◆ EXERCISE DESCRIPTION ◆
Leave out any picture and return the remaining listing below exactly as given.

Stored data
┌──

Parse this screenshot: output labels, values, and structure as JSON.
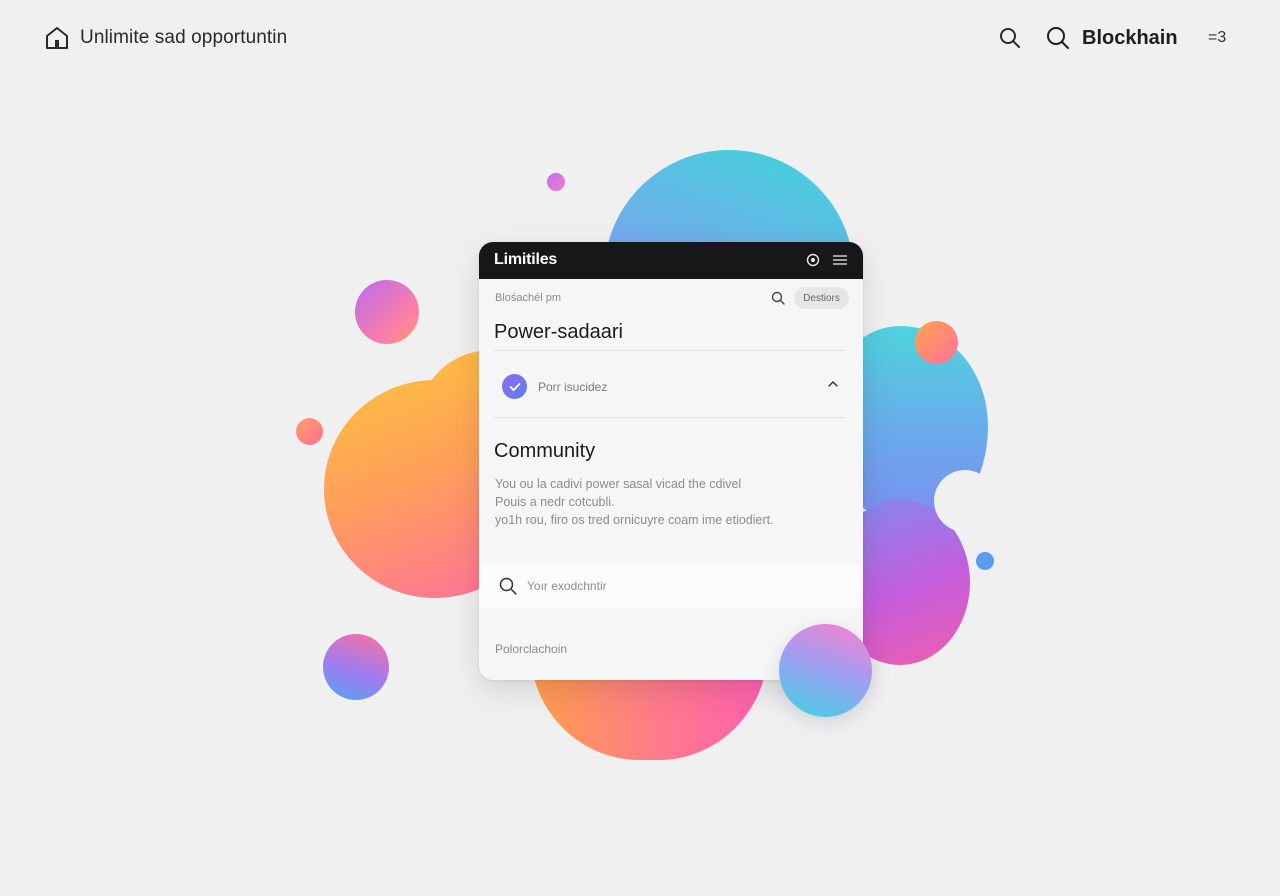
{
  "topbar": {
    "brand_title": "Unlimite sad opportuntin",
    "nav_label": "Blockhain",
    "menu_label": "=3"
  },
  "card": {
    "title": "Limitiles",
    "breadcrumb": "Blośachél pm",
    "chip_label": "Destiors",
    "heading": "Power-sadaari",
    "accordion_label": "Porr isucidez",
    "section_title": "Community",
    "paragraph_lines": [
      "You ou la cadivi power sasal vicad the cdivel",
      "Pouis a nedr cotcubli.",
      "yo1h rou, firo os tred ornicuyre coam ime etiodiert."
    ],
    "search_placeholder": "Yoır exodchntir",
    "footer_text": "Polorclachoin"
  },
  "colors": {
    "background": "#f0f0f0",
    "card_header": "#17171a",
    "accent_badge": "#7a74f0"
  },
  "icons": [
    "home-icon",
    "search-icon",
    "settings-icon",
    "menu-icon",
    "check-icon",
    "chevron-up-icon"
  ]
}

└──

◆ WRITTEN REPLY ◆
Parse this screenshot: output labels, values, and structure as JSON.
{
  "topbar": {
    "brand_title": "Unlimite sad opportuntin",
    "nav_label": "Blockhain",
    "menu_label": "=3"
  },
  "card": {
    "title": "Limitiles",
    "breadcrumb": "Blośachél pm",
    "chip_label": "Destiors",
    "heading": "Power-sadaari",
    "accordion_label": "Porr isucidez",
    "section_title": "Community",
    "paragraph_lines": [
      "You ou la cadivi power sasal vicad the cdivel",
      "Pouis a nedr cotcubli.",
      "yo1h rou, firo os tred ornicuyre coam ime etiodiert."
    ],
    "search_placeholder": "Yoır exodchntir",
    "footer_text": "Polorclachoin"
  },
  "colors": {
    "background": "#f0f0f0",
    "card_header": "#17171a",
    "accent_badge": "#7a74f0"
  },
  "icons": [
    "home-icon",
    "search-icon",
    "settings-icon",
    "menu-icon",
    "check-icon",
    "chevron-up-icon"
  ]
}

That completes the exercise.